All of the records listed below should be retyped exactly.

## Begin Records provided

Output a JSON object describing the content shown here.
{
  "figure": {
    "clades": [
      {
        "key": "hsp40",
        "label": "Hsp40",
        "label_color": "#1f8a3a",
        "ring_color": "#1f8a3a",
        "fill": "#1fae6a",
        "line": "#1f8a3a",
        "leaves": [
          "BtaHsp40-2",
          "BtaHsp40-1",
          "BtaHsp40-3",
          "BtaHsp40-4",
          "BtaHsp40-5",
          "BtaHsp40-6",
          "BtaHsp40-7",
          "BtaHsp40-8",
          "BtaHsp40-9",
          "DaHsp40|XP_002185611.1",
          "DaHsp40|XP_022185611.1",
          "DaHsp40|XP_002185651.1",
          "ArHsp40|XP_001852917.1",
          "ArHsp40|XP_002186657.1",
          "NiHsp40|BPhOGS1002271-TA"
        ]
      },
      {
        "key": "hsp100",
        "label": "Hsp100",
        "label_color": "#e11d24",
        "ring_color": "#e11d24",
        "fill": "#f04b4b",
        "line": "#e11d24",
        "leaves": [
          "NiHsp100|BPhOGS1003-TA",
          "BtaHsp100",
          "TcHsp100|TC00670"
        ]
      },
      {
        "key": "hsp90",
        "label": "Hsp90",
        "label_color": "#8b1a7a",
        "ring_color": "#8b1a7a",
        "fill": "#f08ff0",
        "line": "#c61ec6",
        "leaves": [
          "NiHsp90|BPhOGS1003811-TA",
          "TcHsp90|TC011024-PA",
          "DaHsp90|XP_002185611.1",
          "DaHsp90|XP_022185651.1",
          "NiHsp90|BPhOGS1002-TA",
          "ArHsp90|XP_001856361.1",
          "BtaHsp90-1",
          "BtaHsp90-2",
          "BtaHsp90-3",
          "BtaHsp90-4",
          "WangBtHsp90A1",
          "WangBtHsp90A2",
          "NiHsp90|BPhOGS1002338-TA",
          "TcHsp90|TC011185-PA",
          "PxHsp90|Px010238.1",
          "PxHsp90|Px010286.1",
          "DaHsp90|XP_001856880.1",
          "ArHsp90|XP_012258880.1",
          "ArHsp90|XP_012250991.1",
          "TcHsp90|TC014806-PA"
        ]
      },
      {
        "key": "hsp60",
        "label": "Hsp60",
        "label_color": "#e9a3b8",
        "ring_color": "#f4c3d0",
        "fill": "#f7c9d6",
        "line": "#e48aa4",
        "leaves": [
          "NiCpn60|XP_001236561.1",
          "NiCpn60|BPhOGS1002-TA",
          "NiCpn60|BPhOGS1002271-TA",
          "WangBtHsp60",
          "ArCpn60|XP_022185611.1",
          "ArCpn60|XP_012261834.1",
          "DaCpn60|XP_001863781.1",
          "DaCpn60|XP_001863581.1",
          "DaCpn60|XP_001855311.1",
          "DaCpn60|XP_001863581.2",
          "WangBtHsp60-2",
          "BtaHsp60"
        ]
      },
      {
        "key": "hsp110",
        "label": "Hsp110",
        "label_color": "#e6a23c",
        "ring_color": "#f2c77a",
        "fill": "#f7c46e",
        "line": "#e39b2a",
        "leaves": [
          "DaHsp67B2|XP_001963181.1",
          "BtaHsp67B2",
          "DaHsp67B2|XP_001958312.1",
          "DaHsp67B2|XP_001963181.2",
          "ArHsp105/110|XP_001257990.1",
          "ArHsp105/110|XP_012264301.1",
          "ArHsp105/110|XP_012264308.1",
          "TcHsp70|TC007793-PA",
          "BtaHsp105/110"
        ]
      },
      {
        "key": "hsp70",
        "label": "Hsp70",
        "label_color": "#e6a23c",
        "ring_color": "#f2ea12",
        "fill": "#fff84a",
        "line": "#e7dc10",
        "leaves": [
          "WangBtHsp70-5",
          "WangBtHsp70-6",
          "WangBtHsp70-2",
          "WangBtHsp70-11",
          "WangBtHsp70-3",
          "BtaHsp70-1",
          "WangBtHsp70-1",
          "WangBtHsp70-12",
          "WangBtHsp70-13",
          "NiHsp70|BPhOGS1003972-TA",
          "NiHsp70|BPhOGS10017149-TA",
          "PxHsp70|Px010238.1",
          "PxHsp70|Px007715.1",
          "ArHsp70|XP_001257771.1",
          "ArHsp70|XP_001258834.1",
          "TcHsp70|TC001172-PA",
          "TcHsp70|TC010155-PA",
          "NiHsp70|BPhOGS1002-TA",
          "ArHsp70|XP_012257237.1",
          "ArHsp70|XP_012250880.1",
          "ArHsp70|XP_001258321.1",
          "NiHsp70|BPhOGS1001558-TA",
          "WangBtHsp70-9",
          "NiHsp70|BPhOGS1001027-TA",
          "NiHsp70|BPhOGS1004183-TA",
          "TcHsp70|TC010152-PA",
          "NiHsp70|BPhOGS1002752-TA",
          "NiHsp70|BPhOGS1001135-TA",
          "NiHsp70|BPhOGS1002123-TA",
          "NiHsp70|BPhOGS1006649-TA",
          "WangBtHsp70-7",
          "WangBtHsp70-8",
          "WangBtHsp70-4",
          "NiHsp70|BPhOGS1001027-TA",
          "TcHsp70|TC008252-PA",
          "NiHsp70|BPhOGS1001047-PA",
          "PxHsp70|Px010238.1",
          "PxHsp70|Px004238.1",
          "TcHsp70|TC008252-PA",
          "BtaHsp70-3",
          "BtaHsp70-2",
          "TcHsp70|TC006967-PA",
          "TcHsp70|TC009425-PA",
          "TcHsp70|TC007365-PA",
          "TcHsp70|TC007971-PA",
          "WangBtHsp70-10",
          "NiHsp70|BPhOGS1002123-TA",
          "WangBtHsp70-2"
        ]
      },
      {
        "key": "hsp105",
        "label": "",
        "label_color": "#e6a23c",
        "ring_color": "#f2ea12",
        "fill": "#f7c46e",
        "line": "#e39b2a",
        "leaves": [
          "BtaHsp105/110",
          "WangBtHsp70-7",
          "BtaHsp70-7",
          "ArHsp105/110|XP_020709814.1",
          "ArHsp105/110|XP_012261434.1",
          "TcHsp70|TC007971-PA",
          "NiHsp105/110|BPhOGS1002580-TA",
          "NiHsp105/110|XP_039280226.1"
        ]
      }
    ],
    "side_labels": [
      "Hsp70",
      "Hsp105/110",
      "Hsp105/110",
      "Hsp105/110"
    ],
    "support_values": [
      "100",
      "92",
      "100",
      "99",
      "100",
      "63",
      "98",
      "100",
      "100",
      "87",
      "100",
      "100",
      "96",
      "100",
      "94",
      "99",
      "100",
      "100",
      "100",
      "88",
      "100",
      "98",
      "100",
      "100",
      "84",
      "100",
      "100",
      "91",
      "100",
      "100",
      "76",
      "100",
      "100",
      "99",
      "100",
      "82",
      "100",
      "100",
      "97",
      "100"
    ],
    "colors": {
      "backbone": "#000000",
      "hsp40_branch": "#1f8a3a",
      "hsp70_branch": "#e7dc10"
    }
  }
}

## End Records provided

=== Task output ===
Output a JSON object describing the content shown here.
{
  "figure": {
    "clades": [
      {
        "key": "hsp40",
        "label": "Hsp40",
        "label_color": "#1f8a3a",
        "ring_color": "#1f8a3a",
        "fill": "#1fae6a",
        "line": "#1f8a3a",
        "leaves": [
          "BtaHsp40-2",
          "BtaHsp40-1",
          "BtaHsp40-3",
          "BtaHsp40-4",
          "BtaHsp40-5",
          "BtaHsp40-6",
          "BtaHsp40-7",
          "BtaHsp40-8",
          "BtaHsp40-9",
          "DaHsp40|XP_002185611.1",
          "DaHsp40|XP_022185611.1",
          "DaHsp40|XP_002185651.1",
          "ArHsp40|XP_001852917.1",
          "ArHsp40|XP_002186657.1",
          "NiHsp40|BPhOGS1002271-TA"
        ]
      },
      {
        "key": "hsp100",
        "label": "Hsp100",
        "label_color": "#e11d24",
        "ring_color": "#e11d24",
        "fill": "#f04b4b",
        "line": "#e11d24",
        "leaves": [
          "NiHsp100|BPhOGS1003-TA",
          "BtaHsp100",
          "TcHsp100|TC00670"
        ]
      },
      {
        "key": "hsp90",
        "label": "Hsp90",
        "label_color": "#8b1a7a",
        "ring_color": "#8b1a7a",
        "fill": "#f08ff0",
        "line": "#c61ec6",
        "leaves": [
          "NiHsp90|BPhOGS1003811-TA",
          "TcHsp90|TC011024-PA",
          "DaHsp90|XP_002185611.1",
          "DaHsp90|XP_022185651.1",
          "NiHsp90|BPhOGS1002-TA",
          "ArHsp90|XP_001856361.1",
          "BtaHsp90-1",
          "BtaHsp90-2",
          "BtaHsp90-3",
          "BtaHsp90-4",
          "WangBtHsp90A1",
          "WangBtHsp90A2",
          "NiHsp90|BPhOGS1002338-TA",
          "TcHsp90|TC011185-PA",
          "PxHsp90|Px010238.1",
          "PxHsp90|Px010286.1",
          "DaHsp90|XP_001856880.1",
          "ArHsp90|XP_012258880.1",
          "ArHsp90|XP_012250991.1",
          "TcHsp90|TC014806-PA"
        ]
      },
      {
        "key": "hsp60",
        "label": "Hsp60",
        "label_color": "#e9a3b8",
        "ring_color": "#f4c3d0",
        "fill": "#f7c9d6",
        "line": "#e48aa4",
        "leaves": [
          "NiCpn60|XP_001236561.1",
          "NiCpn60|BPhOGS1002-TA",
          "NiCpn60|BPhOGS1002271-TA",
          "WangBtHsp60",
          "ArCpn60|XP_022185611.1",
          "ArCpn60|XP_012261834.1",
          "DaCpn60|XP_001863781.1",
          "DaCpn60|XP_001863581.1",
          "DaCpn60|XP_001855311.1",
          "DaCpn60|XP_001863581.2",
          "WangBtHsp60-2",
          "BtaHsp60"
        ]
      },
      {
        "key": "hsp110",
        "label": "Hsp110",
        "label_color": "#e6a23c",
        "ring_color": "#f2c77a",
        "fill": "#f7c46e",
        "line": "#e39b2a",
        "leaves": [
          "DaHsp67B2|XP_001963181.1",
          "BtaHsp67B2",
          "DaHsp67B2|XP_001958312.1",
          "DaHsp67B2|XP_001963181.2",
          "ArHsp105/110|XP_001257990.1",
          "ArHsp105/110|XP_012264301.1",
          "ArHsp105/110|XP_012264308.1",
          "TcHsp70|TC007793-PA",
          "BtaHsp105/110"
        ]
      },
      {
        "key": "hsp70",
        "label": "Hsp70",
        "label_color": "#e6a23c",
        "ring_color": "#f2ea12",
        "fill": "#fff84a",
        "line": "#e7dc10",
        "leaves": [
          "WangBtHsp70-5",
          "WangBtHsp70-6",
          "WangBtHsp70-2",
          "WangBtHsp70-11",
          "WangBtHsp70-3",
          "BtaHsp70-1",
          "WangBtHsp70-1",
          "WangBtHsp70-12",
          "WangBtHsp70-13",
          "NiHsp70|BPhOGS1003972-TA",
          "NiHsp70|BPhOGS10017149-TA",
          "PxHsp70|Px010238.1",
          "PxHsp70|Px007715.1",
          "ArHsp70|XP_001257771.1",
          "ArHsp70|XP_001258834.1",
          "TcHsp70|TC001172-PA",
          "TcHsp70|TC010155-PA",
          "NiHsp70|BPhOGS1002-TA",
          "ArHsp70|XP_012257237.1",
          "ArHsp70|XP_012250880.1",
          "ArHsp70|XP_001258321.1",
          "NiHsp70|BPhOGS1001558-TA",
          "WangBtHsp70-9",
          "NiHsp70|BPhOGS1001027-TA",
          "NiHsp70|BPhOGS1004183-TA",
          "TcHsp70|TC010152-PA",
          "NiHsp70|BPhOGS1002752-TA",
          "NiHsp70|BPhOGS1001135-TA",
          "NiHsp70|BPhOGS1002123-TA",
          "NiHsp70|BPhOGS1006649-TA",
          "WangBtHsp70-7",
          "WangBtHsp70-8",
          "WangBtHsp70-4",
          "NiHsp70|BPhOGS1001027-TA",
          "TcHsp70|TC008252-PA",
          "NiHsp70|BPhOGS1001047-PA",
          "PxHsp70|Px010238.1",
          "PxHsp70|Px004238.1",
          "TcHsp70|TC008252-PA",
          "BtaHsp70-3",
          "BtaHsp70-2",
          "TcHsp70|TC006967-PA",
          "TcHsp70|TC009425-PA",
          "TcHsp70|TC007365-PA",
          "TcHsp70|TC007971-PA",
          "WangBtHsp70-10",
          "NiHsp70|BPhOGS1002123-TA",
          "WangBtHsp70-2"
        ]
      },
      {
        "key": "hsp105",
        "label": "",
        "label_color": "#e6a23c",
        "ring_color": "#f2ea12",
        "fill": "#f7c46e",
        "line": "#e39b2a",
        "leaves": [
          "BtaHsp105/110",
          "WangBtHsp70-7",
          "BtaHsp70-7",
          "ArHsp105/110|XP_020709814.1",
          "ArHsp105/110|XP_012261434.1",
          "TcHsp70|TC007971-PA",
          "NiHsp105/110|BPhOGS1002580-TA",
          "NiHsp105/110|XP_039280226.1"
        ]
      }
    ],
    "side_labels": [
      "Hsp70",
      "Hsp105/110",
      "Hsp105/110",
      "Hsp105/110"
    ],
    "support_values": [
      "100",
      "92",
      "100",
      "99",
      "100",
      "63",
      "98",
      "100",
      "100",
      "87",
      "100",
      "100",
      "96",
      "100",
      "94",
      "99",
      "100",
      "100",
      "100",
      "88",
      "100",
      "98",
      "100",
      "100",
      "84",
      "100",
      "100",
      "91",
      "100",
      "100",
      "76",
      "100",
      "100",
      "99",
      "100",
      "82",
      "100",
      "100",
      "97",
      "100"
    ],
    "colors": {
      "backbone": "#000000",
      "hsp40_branch": "#1f8a3a",
      "hsp70_branch": "#e7dc10"
    }
  }
}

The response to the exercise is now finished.